■ **WHAT YOU SHOULD DO**:
Find every line below that contains the word "city" and copy it out.

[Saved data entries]
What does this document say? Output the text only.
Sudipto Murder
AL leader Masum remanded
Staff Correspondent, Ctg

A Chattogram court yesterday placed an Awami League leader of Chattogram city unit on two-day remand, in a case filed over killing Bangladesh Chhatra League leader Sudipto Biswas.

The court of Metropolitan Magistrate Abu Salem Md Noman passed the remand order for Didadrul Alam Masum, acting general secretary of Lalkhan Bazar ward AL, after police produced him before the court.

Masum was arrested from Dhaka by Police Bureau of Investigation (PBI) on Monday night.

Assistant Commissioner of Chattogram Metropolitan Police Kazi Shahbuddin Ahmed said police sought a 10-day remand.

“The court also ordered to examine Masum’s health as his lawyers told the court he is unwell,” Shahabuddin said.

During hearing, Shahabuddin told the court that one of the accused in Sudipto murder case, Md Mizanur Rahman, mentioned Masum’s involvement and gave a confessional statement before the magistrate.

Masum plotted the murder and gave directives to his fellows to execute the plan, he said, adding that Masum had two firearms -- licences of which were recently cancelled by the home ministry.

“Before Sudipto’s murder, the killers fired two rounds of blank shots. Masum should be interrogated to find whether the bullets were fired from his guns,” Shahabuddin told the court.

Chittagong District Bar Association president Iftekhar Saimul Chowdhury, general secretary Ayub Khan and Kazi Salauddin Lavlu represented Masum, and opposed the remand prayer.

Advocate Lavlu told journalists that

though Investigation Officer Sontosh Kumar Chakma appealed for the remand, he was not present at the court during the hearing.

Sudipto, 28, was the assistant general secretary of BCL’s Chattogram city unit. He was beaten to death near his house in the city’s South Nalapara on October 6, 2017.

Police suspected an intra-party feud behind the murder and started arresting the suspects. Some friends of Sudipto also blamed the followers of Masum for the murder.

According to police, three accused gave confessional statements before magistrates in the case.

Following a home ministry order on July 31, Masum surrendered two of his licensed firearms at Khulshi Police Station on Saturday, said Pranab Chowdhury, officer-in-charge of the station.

■ **RESULT FOR THIS EXERCISE**:
A Chattogram court yesterday placed an Awami League leader of Chattogram city unit on two-day remand, in a case filed over killing Bangladesh Chhatra League leader Sudipto Biswas.
Sudipto, 28, was the assistant general secretary of BCL’s Chattogram city unit. He was beaten to death near his house in the city’s South Nalapara on October 6, 2017.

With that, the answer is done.